== Data rows ==
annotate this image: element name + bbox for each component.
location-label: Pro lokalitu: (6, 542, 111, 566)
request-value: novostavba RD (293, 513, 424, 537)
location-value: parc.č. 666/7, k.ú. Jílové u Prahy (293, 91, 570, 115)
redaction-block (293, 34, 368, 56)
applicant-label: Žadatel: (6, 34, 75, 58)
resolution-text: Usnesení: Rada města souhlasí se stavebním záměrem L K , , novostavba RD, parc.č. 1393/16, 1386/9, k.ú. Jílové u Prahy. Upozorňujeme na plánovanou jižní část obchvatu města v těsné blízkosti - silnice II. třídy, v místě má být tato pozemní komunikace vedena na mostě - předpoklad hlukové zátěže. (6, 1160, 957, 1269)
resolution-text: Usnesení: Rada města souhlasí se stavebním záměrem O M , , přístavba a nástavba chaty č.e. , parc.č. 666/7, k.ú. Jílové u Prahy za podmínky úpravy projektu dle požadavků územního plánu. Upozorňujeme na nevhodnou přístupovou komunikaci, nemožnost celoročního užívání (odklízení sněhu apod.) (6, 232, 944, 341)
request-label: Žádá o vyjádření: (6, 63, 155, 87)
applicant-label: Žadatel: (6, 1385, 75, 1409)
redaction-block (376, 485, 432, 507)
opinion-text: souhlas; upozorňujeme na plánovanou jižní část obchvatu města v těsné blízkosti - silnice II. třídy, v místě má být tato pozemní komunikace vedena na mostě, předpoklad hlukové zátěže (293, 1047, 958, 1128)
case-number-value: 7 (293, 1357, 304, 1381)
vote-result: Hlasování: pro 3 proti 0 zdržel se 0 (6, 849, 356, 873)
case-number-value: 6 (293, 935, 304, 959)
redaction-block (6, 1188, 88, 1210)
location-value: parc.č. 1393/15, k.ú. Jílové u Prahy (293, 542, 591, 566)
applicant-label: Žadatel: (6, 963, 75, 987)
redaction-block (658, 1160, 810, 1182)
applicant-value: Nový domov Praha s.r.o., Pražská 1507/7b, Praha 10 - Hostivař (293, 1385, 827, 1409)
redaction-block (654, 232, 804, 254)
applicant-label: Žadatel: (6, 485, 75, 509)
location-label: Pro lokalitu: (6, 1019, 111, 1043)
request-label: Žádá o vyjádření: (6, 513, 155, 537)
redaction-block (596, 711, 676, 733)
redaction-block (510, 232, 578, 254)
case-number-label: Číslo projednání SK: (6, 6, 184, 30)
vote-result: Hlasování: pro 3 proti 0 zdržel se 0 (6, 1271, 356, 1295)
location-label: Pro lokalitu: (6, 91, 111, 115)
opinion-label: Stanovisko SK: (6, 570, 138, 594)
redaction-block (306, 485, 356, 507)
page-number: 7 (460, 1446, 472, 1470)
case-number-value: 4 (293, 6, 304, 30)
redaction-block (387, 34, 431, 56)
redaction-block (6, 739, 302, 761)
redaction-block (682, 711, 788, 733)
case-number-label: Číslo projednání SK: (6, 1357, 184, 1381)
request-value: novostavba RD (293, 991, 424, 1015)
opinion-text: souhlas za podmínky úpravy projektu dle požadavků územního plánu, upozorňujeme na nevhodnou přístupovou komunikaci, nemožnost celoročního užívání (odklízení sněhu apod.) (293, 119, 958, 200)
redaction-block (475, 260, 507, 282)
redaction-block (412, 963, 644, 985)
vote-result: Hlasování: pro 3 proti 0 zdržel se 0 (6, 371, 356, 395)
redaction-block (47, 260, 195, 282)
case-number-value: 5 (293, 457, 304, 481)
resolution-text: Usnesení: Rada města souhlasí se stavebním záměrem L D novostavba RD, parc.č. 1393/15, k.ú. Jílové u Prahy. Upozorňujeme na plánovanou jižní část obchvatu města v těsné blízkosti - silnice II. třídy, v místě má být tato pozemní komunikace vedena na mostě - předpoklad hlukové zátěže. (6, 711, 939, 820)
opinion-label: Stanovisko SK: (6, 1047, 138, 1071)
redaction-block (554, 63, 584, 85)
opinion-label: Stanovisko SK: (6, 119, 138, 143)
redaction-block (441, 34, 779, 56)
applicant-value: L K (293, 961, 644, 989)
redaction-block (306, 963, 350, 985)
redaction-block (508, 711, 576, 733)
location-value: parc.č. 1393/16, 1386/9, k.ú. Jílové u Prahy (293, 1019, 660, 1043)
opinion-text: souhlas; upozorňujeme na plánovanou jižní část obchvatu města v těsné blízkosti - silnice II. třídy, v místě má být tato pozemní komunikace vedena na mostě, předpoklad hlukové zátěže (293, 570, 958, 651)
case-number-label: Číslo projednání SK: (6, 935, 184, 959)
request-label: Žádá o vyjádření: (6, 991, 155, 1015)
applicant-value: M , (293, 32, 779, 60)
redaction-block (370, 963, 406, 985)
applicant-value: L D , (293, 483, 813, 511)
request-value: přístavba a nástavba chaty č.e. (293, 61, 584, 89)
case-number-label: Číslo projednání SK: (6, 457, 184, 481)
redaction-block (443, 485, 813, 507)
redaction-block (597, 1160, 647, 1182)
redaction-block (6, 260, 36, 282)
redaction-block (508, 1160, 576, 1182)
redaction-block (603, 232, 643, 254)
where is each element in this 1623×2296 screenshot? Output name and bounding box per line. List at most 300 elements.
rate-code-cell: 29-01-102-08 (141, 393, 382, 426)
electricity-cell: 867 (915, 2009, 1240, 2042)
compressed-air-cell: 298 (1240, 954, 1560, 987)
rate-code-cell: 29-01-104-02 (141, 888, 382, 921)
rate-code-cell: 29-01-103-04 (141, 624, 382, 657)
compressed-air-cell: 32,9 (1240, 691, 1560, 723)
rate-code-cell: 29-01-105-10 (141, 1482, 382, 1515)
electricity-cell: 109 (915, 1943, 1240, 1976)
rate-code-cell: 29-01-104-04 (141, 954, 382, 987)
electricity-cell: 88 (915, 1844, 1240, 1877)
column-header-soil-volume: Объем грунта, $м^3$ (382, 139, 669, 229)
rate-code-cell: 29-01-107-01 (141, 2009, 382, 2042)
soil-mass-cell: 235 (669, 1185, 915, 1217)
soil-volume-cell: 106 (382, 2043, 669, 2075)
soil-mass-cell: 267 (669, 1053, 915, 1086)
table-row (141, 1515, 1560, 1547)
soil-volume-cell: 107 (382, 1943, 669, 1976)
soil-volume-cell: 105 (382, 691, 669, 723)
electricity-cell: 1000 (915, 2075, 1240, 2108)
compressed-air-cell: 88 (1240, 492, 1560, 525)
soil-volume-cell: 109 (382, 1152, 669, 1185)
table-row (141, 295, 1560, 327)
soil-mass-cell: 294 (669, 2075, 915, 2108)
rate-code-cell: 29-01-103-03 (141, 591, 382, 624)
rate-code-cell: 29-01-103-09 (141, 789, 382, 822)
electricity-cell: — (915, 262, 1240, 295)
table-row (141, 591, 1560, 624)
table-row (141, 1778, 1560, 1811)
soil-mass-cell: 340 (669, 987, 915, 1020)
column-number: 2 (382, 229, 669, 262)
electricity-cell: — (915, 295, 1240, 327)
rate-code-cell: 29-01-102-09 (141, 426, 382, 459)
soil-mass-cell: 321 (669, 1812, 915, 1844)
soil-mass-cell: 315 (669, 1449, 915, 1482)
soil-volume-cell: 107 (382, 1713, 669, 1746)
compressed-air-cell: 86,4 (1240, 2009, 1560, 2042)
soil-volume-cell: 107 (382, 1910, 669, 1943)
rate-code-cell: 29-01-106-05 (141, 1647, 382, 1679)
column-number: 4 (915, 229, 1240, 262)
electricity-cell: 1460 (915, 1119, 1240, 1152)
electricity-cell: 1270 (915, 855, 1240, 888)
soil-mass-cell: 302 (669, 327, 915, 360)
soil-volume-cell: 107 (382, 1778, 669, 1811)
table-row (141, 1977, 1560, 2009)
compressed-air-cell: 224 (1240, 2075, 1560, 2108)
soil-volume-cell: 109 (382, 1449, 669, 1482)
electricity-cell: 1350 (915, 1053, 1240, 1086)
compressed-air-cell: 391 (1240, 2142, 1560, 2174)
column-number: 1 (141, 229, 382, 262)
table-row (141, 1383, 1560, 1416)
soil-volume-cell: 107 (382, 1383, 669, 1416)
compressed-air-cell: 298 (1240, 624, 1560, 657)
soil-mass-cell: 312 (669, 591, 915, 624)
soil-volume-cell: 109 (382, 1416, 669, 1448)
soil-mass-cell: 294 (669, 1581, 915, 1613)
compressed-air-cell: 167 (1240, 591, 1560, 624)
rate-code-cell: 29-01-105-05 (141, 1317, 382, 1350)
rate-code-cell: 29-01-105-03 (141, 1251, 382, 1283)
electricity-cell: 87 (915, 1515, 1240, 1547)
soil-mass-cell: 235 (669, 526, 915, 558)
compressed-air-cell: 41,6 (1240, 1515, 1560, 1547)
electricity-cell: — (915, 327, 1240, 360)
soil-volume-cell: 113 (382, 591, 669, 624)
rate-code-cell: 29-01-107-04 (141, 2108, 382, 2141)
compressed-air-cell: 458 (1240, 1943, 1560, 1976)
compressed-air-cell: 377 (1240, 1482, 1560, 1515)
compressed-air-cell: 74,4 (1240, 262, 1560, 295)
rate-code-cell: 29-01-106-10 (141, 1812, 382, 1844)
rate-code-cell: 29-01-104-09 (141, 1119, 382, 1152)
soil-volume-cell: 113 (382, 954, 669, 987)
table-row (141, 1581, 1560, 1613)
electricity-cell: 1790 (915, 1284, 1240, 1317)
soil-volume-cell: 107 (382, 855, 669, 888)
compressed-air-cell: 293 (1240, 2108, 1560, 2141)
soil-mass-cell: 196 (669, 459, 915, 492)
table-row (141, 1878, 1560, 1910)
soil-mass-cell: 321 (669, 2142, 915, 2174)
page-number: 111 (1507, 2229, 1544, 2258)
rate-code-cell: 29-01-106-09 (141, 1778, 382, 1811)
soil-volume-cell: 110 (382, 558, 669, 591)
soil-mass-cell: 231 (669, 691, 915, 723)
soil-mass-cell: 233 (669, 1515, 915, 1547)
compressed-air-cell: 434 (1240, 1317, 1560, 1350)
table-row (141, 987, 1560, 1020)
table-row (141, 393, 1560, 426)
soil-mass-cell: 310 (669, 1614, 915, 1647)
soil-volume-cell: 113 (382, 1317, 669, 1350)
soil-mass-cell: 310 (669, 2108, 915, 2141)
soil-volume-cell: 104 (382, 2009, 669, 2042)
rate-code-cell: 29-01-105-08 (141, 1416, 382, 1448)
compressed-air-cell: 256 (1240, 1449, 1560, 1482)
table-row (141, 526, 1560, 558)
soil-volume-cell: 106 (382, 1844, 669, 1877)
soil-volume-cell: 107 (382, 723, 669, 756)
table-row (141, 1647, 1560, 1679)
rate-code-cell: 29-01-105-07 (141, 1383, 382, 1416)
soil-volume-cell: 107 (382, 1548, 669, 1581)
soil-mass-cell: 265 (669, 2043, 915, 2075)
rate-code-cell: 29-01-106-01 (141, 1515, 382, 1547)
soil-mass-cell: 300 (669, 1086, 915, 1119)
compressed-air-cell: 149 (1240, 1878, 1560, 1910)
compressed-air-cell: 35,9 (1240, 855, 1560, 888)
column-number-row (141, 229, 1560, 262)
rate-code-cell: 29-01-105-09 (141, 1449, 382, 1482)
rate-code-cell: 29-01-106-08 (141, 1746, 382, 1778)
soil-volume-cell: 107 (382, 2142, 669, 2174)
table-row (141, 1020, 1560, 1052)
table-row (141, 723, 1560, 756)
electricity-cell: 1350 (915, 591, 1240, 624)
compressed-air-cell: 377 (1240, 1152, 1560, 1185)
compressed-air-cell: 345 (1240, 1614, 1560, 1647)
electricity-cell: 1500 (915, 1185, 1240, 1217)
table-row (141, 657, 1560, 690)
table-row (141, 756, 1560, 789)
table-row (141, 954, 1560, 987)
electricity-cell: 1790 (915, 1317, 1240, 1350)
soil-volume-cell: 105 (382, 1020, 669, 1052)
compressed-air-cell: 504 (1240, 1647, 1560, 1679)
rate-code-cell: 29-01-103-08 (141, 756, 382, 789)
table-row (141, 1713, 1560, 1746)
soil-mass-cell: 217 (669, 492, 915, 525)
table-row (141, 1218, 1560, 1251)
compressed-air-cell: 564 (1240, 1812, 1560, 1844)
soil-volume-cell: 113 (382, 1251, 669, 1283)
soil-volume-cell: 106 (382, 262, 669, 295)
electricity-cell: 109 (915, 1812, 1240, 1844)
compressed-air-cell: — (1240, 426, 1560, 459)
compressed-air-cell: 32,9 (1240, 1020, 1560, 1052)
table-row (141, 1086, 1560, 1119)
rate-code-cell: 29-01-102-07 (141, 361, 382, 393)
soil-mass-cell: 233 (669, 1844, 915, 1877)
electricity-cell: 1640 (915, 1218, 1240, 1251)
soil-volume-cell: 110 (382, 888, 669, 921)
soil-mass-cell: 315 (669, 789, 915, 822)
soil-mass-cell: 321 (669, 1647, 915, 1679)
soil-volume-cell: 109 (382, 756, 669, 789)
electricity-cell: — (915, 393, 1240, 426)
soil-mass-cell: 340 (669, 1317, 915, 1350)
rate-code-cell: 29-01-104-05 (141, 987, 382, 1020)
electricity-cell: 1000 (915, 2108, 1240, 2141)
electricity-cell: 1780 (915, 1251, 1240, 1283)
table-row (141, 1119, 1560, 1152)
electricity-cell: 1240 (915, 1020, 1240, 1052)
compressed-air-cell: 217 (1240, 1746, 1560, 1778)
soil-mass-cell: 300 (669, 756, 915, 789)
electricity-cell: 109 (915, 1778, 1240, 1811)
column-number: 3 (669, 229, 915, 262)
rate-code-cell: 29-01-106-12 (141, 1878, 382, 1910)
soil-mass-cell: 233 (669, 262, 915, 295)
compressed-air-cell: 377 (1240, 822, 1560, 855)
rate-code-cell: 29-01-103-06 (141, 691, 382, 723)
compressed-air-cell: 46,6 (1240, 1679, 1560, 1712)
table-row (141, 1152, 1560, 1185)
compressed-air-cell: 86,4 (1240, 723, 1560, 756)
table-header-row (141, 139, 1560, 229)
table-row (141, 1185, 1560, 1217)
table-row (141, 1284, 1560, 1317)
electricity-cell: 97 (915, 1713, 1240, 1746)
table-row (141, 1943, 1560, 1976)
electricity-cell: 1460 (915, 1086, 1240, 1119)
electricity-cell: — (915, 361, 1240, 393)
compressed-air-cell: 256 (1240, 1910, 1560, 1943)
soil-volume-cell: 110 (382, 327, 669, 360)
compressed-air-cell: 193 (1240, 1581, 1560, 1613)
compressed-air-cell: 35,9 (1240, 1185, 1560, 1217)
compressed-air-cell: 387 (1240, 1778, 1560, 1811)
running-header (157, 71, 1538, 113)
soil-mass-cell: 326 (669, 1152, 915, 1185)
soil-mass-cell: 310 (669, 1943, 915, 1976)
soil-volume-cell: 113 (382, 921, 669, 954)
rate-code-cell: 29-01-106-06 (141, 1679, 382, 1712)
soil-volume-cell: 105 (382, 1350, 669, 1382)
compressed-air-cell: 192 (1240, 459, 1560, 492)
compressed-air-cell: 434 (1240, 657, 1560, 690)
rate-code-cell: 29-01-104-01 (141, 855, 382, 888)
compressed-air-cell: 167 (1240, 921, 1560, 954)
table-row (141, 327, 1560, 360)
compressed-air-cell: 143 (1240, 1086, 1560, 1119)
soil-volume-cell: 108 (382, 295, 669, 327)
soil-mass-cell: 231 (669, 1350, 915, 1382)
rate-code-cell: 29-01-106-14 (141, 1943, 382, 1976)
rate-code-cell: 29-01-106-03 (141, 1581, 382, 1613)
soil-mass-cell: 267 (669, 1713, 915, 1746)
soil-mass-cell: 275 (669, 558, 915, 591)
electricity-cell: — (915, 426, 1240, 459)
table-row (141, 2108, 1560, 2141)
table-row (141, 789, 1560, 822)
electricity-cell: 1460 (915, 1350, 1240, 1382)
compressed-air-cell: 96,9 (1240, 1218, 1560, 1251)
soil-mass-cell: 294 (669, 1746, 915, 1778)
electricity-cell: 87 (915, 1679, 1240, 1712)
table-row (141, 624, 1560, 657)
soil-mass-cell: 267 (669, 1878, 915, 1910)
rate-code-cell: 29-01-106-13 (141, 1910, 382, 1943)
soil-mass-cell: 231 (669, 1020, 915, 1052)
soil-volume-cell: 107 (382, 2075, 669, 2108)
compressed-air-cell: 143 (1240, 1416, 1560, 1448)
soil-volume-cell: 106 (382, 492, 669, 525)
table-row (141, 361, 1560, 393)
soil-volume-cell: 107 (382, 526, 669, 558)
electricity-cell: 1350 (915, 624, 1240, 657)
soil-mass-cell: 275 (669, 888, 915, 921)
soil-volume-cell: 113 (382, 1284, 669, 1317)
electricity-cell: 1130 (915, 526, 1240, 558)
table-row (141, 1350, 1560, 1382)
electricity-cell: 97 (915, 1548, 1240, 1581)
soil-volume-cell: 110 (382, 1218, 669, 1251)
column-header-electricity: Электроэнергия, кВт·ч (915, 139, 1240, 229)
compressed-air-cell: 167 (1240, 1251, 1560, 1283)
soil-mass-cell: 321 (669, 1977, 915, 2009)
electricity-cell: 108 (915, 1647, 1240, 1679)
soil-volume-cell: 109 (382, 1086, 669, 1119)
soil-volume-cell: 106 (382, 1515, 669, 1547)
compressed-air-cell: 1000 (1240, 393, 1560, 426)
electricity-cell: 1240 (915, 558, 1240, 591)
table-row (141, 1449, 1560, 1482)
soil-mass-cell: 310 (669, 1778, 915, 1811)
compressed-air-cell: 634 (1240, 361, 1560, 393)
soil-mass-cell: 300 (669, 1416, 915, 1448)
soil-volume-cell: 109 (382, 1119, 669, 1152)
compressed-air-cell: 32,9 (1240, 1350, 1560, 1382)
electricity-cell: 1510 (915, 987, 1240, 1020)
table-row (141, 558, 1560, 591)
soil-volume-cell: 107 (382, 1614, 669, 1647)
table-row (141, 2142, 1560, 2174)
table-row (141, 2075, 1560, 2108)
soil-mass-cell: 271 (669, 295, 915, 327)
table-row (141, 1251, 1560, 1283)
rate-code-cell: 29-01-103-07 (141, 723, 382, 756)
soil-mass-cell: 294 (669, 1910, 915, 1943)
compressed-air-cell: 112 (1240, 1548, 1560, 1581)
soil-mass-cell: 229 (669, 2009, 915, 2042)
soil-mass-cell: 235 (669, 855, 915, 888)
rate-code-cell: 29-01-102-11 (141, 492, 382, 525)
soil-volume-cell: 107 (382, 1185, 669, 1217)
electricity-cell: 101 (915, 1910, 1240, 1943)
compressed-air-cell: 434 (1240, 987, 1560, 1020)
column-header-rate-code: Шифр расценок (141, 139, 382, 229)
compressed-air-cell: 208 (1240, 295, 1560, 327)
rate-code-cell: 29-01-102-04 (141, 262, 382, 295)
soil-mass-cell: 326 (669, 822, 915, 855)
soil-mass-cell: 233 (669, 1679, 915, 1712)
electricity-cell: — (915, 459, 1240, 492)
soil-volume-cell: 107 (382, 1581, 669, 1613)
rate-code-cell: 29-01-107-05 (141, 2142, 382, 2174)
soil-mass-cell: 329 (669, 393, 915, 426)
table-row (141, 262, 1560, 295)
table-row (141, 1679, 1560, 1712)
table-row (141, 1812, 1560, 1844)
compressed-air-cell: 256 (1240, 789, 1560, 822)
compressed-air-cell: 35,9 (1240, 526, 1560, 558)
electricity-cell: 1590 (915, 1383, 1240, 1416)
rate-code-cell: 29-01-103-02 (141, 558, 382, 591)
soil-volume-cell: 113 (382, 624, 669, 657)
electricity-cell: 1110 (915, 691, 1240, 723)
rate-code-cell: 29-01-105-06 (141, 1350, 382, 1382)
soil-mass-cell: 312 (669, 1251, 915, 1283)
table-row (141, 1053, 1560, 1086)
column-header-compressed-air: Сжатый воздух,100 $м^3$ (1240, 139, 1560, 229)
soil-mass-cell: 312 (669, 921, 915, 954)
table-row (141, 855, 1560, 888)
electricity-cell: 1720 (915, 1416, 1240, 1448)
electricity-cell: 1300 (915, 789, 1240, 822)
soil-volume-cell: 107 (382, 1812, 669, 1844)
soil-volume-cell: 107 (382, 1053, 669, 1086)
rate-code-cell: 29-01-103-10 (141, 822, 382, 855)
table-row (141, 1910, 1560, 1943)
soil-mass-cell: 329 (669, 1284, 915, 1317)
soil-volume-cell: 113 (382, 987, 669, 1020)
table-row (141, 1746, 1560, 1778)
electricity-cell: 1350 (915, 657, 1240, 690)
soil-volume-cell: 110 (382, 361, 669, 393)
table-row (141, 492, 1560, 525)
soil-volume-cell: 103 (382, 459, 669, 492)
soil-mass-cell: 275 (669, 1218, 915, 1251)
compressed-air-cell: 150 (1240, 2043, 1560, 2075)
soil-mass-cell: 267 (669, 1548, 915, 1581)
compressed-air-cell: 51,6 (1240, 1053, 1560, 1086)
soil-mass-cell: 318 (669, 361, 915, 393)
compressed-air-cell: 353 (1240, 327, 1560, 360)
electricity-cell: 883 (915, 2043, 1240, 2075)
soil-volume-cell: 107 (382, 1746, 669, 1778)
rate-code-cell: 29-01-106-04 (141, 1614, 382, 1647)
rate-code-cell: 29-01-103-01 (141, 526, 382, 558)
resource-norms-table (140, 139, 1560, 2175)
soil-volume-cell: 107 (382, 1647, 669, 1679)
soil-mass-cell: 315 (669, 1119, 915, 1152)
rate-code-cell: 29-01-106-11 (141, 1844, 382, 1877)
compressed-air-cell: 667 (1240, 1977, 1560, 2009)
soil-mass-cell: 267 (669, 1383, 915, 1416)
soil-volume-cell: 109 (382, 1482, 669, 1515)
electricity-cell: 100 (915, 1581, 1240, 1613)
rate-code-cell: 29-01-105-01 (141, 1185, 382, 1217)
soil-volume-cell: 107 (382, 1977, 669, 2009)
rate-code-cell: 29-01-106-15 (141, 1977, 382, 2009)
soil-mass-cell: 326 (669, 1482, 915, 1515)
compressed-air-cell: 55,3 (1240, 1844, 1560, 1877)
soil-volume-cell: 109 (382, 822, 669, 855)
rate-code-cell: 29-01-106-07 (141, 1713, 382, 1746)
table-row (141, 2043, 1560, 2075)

== Written task ==
How many lines in the rows above contain the string "proti"? Case counts. Reply with the number alone.

== Result of this exercise ==
3